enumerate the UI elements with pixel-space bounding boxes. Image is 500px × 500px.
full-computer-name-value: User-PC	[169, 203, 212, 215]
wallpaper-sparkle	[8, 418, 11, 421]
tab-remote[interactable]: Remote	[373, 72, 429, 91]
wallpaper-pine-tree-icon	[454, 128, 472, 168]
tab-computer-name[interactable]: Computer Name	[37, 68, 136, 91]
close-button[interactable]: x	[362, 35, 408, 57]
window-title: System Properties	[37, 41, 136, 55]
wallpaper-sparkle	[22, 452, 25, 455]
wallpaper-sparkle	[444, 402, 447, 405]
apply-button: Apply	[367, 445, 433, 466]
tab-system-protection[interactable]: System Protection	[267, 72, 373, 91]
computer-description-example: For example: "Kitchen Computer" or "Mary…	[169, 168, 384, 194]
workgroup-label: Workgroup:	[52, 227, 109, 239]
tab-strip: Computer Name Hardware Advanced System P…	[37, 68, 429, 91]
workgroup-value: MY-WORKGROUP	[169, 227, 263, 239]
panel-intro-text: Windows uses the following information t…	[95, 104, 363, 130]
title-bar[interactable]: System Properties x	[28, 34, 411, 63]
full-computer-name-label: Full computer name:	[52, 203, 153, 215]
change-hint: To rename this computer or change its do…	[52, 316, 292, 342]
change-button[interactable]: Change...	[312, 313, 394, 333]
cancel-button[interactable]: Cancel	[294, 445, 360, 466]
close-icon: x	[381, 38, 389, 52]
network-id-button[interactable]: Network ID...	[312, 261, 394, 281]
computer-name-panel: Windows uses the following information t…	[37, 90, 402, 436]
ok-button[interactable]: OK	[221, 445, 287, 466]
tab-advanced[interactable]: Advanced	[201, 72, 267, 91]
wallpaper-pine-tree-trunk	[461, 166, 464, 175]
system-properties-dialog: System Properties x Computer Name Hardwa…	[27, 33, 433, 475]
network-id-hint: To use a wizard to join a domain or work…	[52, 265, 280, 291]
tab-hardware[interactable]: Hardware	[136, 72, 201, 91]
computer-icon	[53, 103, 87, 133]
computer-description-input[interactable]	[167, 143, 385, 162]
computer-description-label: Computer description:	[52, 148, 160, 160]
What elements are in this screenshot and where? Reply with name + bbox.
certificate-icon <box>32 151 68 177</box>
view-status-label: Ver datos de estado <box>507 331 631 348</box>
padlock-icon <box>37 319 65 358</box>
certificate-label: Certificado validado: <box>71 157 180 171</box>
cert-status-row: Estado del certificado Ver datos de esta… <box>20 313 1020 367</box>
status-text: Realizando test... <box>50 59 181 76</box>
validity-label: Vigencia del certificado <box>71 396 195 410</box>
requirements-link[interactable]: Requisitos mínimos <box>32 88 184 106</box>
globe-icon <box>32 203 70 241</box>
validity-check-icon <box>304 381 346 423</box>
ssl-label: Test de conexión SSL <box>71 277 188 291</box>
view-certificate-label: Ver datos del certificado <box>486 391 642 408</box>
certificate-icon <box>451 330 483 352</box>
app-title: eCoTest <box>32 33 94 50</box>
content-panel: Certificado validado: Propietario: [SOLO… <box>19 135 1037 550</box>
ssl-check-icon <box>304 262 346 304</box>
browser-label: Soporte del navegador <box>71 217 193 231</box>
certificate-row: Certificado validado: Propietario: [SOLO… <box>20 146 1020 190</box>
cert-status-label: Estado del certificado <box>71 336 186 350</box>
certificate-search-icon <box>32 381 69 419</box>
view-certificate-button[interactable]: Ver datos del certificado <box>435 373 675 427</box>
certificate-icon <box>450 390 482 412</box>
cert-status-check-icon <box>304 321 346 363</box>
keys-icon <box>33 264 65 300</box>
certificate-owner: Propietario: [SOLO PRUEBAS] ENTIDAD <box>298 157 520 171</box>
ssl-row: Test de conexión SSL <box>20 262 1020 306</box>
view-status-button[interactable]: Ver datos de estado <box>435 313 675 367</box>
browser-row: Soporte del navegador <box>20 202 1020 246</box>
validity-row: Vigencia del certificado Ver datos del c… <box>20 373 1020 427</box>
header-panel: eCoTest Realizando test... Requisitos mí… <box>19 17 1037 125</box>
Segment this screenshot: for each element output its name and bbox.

...

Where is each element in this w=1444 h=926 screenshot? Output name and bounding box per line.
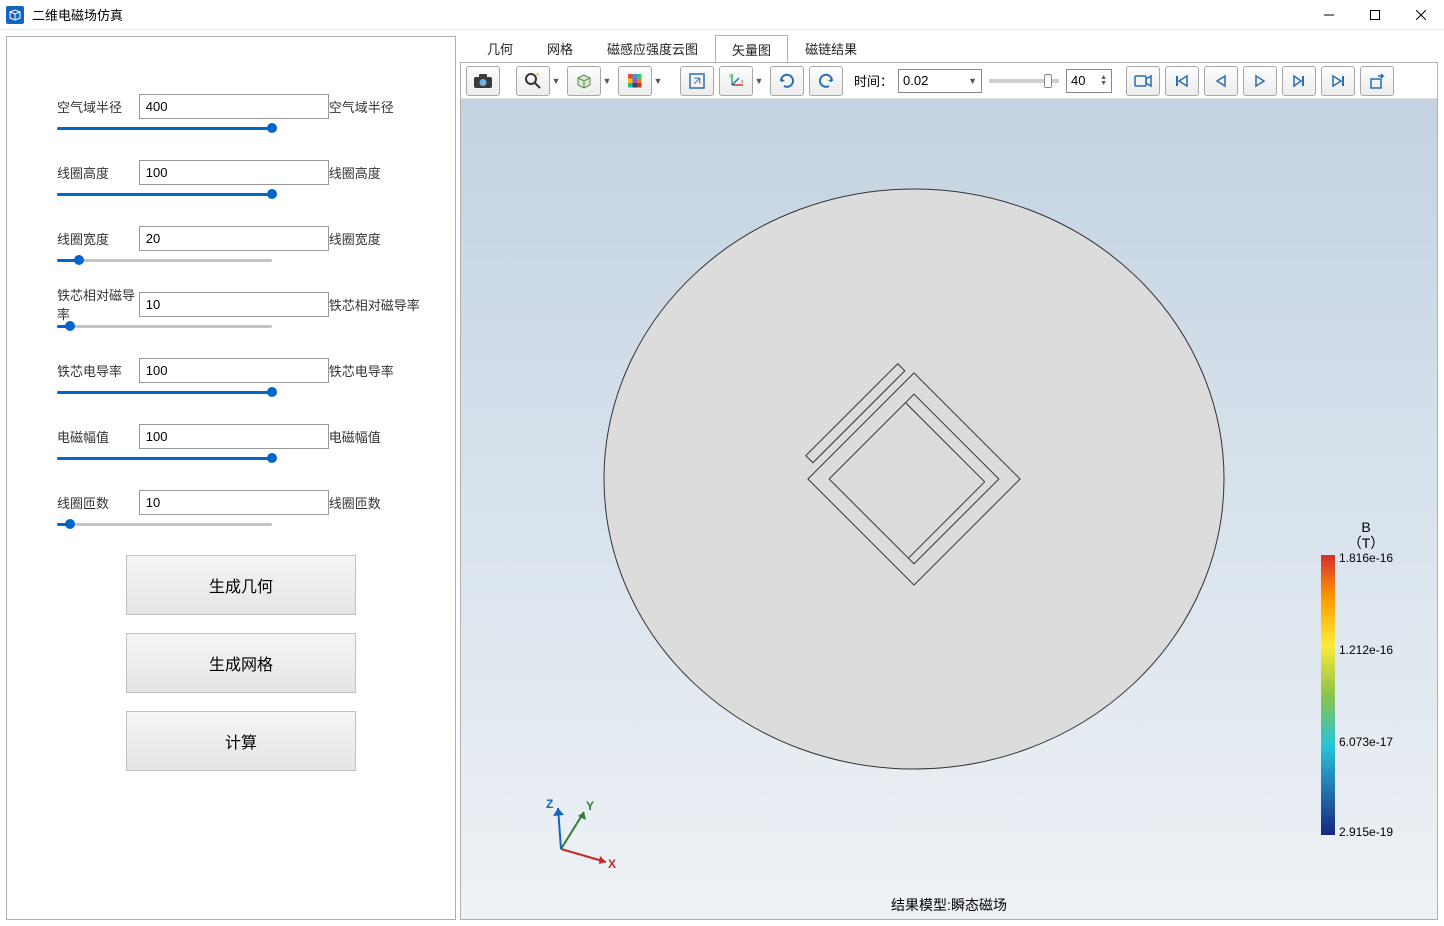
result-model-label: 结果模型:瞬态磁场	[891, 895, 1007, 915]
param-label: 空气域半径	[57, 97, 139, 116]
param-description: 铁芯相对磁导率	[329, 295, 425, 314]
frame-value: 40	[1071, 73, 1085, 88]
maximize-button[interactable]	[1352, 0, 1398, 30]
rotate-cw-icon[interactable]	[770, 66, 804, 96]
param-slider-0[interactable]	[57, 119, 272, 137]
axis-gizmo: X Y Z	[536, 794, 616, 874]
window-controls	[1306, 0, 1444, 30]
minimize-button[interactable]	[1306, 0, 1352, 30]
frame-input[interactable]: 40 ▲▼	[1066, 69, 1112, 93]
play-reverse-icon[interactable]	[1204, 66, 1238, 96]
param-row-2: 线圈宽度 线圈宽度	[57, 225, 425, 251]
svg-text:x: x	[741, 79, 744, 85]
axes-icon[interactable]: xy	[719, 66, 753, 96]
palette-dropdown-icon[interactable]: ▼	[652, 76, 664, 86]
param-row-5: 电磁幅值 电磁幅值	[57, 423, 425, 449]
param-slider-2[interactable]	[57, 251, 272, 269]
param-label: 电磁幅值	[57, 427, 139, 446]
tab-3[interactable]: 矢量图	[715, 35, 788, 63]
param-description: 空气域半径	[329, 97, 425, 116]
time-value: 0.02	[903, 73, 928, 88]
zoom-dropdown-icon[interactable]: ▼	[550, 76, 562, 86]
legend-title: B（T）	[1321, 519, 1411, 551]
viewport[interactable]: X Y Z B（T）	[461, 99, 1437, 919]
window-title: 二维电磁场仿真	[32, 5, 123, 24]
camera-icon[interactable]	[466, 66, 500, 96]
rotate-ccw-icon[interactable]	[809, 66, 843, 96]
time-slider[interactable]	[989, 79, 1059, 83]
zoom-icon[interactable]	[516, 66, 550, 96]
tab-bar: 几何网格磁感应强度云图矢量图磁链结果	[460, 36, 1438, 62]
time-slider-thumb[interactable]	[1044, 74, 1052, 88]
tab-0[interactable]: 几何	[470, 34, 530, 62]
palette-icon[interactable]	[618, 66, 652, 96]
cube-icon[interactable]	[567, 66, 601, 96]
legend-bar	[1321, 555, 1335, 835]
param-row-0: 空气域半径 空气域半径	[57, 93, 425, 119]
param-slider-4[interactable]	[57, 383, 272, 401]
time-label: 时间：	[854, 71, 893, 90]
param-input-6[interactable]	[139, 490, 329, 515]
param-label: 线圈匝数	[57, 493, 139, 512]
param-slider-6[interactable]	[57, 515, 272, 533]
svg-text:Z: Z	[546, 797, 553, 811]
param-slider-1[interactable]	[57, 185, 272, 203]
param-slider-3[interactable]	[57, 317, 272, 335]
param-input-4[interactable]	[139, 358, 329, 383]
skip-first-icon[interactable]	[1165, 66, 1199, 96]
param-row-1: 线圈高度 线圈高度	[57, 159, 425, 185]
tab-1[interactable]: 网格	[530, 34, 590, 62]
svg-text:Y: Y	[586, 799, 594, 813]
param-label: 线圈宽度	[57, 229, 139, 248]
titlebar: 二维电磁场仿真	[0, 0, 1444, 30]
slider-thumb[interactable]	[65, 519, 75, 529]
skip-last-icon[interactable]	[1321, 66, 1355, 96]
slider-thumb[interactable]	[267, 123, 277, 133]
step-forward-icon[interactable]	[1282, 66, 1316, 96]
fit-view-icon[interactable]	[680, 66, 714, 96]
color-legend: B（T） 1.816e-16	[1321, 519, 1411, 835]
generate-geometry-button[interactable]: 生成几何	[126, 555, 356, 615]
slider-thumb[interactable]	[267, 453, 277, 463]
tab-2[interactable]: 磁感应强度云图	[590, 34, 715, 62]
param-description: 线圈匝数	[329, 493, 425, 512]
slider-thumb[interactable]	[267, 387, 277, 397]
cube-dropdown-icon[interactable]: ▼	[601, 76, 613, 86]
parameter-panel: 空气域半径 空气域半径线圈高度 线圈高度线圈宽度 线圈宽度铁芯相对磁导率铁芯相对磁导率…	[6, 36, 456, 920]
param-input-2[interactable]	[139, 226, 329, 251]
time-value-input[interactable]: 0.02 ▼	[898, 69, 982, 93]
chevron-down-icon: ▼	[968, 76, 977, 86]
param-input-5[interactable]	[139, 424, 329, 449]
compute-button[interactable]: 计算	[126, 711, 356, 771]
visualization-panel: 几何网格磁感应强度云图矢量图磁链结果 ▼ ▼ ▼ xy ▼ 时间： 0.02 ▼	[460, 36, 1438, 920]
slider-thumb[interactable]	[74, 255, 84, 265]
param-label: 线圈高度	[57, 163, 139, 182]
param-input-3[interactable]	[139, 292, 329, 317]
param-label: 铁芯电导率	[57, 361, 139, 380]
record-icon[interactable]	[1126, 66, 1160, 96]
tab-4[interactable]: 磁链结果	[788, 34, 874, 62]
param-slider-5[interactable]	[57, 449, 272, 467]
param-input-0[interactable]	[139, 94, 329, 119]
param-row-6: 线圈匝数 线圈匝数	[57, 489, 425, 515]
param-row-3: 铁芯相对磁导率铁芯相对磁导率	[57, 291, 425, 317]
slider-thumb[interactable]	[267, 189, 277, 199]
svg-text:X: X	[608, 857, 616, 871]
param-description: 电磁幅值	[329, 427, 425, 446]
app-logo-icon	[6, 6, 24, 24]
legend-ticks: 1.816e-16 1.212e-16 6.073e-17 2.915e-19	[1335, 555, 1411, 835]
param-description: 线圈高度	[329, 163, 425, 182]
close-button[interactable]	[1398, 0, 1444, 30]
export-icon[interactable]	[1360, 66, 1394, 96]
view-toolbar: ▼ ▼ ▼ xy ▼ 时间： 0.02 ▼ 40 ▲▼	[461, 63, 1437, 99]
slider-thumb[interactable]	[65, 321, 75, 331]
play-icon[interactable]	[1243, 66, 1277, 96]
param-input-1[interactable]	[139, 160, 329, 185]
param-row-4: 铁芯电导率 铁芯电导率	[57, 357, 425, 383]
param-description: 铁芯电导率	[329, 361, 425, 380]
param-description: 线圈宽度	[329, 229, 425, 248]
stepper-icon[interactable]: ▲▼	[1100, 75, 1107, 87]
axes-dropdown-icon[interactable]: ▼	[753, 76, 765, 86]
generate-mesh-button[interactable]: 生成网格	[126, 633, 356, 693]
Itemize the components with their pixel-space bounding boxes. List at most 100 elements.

[WHAT NEEDS TO BE DONE]
Retype everything from the line containing "enumerate the UI" down to the line containing "227, 109, 239]", both of those lines included, with each line kept the same.

[REPLY TO THE TASK]
enumerate the UI elements with pixel-space bounding boxes. Image is 500px × 500px.
full-computer-name-value: User-PC	[169, 203, 212, 215]
wallpaper-sparkle	[8, 418, 11, 421]
tab-remote[interactable]: Remote	[373, 72, 429, 91]
wallpaper-pine-tree-icon	[454, 128, 472, 168]
tab-computer-name[interactable]: Computer Name	[37, 68, 136, 91]
close-button[interactable]: x	[362, 35, 408, 57]
window-title: System Properties	[37, 41, 136, 55]
wallpaper-sparkle	[22, 452, 25, 455]
wallpaper-sparkle	[444, 402, 447, 405]
apply-button: Apply	[367, 445, 433, 466]
tab-system-protection[interactable]: System Protection	[267, 72, 373, 91]
computer-description-example: For example: "Kitchen Computer" or "Mary…	[169, 168, 384, 194]
workgroup-label: Workgroup:	[52, 227, 109, 239]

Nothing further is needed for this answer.